> EXERCISE TASK:
List each line of the data that holds the string "text".

┌─ ENTRIES SHOWN

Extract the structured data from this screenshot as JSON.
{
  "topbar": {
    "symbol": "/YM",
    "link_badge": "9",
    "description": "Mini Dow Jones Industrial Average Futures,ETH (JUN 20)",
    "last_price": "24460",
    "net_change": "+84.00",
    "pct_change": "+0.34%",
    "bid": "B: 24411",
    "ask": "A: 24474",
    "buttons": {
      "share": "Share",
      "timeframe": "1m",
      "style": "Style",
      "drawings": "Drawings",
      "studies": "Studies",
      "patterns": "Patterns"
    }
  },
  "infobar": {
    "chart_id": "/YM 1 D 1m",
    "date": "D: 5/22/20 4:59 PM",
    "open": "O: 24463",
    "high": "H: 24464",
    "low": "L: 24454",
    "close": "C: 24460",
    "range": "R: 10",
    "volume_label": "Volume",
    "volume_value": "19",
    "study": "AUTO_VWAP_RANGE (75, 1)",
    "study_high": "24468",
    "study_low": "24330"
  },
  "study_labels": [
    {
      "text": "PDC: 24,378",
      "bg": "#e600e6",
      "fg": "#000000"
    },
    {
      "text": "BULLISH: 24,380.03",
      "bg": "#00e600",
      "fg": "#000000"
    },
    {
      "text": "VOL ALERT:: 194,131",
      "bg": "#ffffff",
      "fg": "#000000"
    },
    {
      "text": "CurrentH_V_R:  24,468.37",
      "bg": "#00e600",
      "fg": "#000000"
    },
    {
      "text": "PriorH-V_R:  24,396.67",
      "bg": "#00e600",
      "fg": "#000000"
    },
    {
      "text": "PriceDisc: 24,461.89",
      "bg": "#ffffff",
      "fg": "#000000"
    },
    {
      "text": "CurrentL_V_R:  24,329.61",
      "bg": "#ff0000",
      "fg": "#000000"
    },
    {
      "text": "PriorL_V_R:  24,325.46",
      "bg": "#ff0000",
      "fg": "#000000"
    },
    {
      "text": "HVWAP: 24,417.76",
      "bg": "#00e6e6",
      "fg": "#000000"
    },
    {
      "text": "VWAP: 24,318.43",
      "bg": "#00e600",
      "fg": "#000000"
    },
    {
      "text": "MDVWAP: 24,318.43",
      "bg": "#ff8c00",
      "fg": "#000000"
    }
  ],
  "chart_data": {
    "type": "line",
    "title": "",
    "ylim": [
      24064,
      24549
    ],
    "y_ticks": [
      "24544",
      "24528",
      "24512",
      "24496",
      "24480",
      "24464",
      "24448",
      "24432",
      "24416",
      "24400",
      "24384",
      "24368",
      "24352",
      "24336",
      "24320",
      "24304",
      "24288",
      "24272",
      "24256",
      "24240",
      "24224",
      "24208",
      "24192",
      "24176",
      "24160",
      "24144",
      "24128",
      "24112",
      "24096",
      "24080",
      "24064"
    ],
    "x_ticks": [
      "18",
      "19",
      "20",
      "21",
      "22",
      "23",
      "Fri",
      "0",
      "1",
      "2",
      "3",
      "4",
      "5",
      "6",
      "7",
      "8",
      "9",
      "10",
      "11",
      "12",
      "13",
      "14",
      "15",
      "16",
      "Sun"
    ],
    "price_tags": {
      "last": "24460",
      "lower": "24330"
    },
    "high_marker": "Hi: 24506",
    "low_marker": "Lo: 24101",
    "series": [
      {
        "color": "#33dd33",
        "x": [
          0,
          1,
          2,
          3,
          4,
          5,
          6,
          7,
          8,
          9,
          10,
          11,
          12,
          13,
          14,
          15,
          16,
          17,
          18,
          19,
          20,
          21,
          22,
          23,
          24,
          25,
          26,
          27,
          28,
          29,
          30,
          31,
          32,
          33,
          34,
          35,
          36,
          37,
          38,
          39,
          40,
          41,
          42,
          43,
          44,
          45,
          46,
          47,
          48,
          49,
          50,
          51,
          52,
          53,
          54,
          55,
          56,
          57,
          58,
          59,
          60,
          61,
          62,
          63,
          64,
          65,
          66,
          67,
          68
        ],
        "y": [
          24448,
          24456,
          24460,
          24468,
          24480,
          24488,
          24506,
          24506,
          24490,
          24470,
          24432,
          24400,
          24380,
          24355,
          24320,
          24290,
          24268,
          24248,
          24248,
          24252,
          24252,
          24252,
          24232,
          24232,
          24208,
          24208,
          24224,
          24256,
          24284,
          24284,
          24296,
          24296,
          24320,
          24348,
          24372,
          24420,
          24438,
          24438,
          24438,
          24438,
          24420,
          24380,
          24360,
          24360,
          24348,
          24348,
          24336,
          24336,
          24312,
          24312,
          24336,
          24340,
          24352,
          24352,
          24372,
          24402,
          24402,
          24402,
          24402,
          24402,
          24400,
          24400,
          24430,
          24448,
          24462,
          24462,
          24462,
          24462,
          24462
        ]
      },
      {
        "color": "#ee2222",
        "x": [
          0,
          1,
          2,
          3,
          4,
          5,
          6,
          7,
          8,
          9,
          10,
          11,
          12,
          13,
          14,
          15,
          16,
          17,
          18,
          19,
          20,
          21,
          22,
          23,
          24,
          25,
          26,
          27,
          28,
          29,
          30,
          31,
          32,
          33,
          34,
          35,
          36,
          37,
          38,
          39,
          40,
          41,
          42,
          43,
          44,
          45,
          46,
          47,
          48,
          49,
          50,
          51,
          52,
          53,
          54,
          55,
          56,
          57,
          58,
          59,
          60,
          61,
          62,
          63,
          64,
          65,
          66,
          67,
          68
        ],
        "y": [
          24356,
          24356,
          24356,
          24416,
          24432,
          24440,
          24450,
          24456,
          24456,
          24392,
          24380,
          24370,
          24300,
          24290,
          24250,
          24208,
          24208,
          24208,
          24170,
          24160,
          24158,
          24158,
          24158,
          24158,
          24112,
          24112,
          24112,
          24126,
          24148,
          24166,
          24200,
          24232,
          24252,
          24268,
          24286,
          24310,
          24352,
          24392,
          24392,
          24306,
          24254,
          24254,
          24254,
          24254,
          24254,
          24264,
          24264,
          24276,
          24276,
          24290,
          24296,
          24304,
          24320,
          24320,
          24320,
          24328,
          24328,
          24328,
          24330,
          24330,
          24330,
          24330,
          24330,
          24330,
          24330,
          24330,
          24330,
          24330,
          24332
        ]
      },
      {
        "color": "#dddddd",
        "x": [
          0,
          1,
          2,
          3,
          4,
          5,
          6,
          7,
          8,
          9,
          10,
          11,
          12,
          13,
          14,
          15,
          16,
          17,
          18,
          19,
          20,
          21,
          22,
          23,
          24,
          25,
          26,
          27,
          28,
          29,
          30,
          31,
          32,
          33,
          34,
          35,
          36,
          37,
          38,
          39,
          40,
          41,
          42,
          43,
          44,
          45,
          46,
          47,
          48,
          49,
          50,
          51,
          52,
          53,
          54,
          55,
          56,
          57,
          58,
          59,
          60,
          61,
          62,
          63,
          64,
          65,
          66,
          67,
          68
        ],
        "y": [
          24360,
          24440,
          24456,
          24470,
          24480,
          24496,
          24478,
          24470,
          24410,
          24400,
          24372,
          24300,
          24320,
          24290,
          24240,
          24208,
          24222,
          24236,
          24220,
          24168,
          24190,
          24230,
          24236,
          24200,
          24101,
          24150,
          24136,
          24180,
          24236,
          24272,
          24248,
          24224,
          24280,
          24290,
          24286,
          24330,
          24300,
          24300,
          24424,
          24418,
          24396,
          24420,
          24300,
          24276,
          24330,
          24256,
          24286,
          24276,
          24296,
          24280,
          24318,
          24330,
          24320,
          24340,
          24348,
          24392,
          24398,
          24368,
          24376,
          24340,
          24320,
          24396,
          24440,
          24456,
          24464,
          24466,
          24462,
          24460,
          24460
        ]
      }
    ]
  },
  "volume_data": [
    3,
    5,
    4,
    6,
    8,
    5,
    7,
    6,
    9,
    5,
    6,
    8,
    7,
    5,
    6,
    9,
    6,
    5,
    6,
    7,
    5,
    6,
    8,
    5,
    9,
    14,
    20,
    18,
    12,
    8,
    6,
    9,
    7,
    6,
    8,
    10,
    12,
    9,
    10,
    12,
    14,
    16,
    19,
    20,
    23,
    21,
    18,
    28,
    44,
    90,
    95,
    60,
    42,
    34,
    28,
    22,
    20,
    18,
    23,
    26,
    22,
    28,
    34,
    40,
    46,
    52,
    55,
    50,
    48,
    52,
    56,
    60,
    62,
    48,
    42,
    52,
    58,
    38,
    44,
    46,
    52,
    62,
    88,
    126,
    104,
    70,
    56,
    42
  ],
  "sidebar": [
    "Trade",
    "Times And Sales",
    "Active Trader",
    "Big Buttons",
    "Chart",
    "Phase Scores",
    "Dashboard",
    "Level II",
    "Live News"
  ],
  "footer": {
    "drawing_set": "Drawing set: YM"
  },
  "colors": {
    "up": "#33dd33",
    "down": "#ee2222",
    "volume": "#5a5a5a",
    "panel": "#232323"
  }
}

└─

> RIGHT ANSWER:
      "text": "PDC: 24,378",
      "text": "BULLISH: 24,380.03",
      "text": "VOL ALERT:: 194,131",
      "text": "CurrentH_V_R:  24,468.37",
      "text": "PriorH-V_R:  24,396.67",
      "text": "PriceDisc: 24,461.89",
      "text": "CurrentL_V_R:  24,329.61",
      "text": "PriorL_V_R:  24,325.46",
      "text": "HVWAP: 24,417.76",
      "text": "VWAP: 24,318.43",
      "text": "MDVWAP: 24,318.43",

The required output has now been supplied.